• **OBJETIVO DO EXERCÍCIO**
Edite os registros abaixo, substituindo "Patent image size" por "Figure dimensions" e mantendo todo o restante inalterado.
━━ TRECHOS DOS DADOS
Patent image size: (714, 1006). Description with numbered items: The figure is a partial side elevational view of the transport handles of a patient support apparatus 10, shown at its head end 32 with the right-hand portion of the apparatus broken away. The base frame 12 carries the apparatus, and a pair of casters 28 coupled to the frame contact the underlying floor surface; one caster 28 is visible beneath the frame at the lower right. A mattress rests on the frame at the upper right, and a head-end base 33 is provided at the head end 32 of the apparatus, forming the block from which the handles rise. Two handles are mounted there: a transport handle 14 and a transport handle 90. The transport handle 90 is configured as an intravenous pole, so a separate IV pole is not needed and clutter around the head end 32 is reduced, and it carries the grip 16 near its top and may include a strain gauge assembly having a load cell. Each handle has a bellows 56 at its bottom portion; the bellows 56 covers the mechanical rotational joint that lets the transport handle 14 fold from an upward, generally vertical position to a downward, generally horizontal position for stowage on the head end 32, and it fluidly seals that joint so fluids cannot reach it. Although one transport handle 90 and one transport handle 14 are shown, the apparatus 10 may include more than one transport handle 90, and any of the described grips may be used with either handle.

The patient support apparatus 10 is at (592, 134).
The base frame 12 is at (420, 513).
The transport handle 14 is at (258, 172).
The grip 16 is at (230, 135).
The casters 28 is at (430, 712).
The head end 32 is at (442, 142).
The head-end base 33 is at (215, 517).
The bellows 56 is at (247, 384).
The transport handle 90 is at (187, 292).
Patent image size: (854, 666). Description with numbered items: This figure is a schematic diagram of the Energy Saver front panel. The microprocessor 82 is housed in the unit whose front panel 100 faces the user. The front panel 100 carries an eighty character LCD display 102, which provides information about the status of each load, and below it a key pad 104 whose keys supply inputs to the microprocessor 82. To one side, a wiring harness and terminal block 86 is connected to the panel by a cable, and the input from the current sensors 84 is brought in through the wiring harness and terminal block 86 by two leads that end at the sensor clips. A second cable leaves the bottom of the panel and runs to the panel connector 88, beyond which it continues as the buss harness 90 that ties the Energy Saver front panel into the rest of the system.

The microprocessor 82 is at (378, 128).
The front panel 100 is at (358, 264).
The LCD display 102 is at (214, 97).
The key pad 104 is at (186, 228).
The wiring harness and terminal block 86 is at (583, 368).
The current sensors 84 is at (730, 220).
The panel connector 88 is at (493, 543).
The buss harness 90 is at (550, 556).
━━━━
• **RESULTADO CORRETO**
Figure dimensions: (714, 1006). Description with numbered items: The figure is a partial side elevational view of the transport handles of a patient support apparatus 10, shown at its head end 32 with the right-hand portion of the apparatus broken away. The base frame 12 carries the apparatus, and a pair of casters 28 coupled to the frame contact the underlying floor surface; one caster 28 is visible beneath the frame at the lower right. A mattress rests on the frame at the upper right, and a head-end base 33 is provided at the head end 32 of the apparatus, forming the block from which the handles rise. Two handles are mounted there: a transport handle 14 and a transport handle 90. The transport handle 90 is configured as an intravenous pole, so a separate IV pole is not needed and clutter around the head end 32 is reduced, and it carries the grip 16 near its top and may include a strain gauge assembly having a load cell. Each handle has a bellows 56 at its bottom portion; the bellows 56 covers the mechanical rotational joint that lets the transport handle 14 fold from an upward, generally vertical position to a downward, generally horizontal position for stowage on the head end 32, and it fluidly seals that joint so fluids cannot reach it. Although one transport handle 90 and one transport handle 14 are shown, the apparatus 10 may include more than one transport handle 90, and any of the described grips may be used with either handle.

The patient support apparatus 10 is at (592, 134).
The base frame 12 is at (420, 513).
The transport handle 14 is at (258, 172).
The grip 16 is at (230, 135).
The casters 28 is at (430, 712).
The head end 32 is at (442, 142).
The head-end base 33 is at (215, 517).
The bellows 56 is at (247, 384).
The transport handle 90 is at (187, 292).
Figure dimensions: (854, 666). Description with numbered items: This figure is a schematic diagram of the Energy Saver front panel. The microprocessor 82 is housed in the unit whose front panel 100 faces the user. The front panel 100 carries an eighty character LCD display 102, which provides information about the status of each load, and below it a key pad 104 whose keys supply inputs to the microprocessor 82. To one side, a wiring harness and terminal block 86 is connected to the panel by a cable, and the input from the current sensors 84 is brought in through the wiring harness and terminal block 86 by two leads that end at the sensor clips. A second cable leaves the bottom of the panel and runs to the panel connector 88, beyond which it continues as the buss harness 90 that ties the Energy Saver front panel into the rest of the system.

The microprocessor 82 is at (378, 128).
The front panel 100 is at (358, 264).
The LCD display 102 is at (214, 97).
The key pad 104 is at (186, 228).
The wiring harness and terminal block 86 is at (583, 368).
The current sensors 84 is at (730, 220).
The panel connector 88 is at (493, 543).
The buss harness 90 is at (550, 556).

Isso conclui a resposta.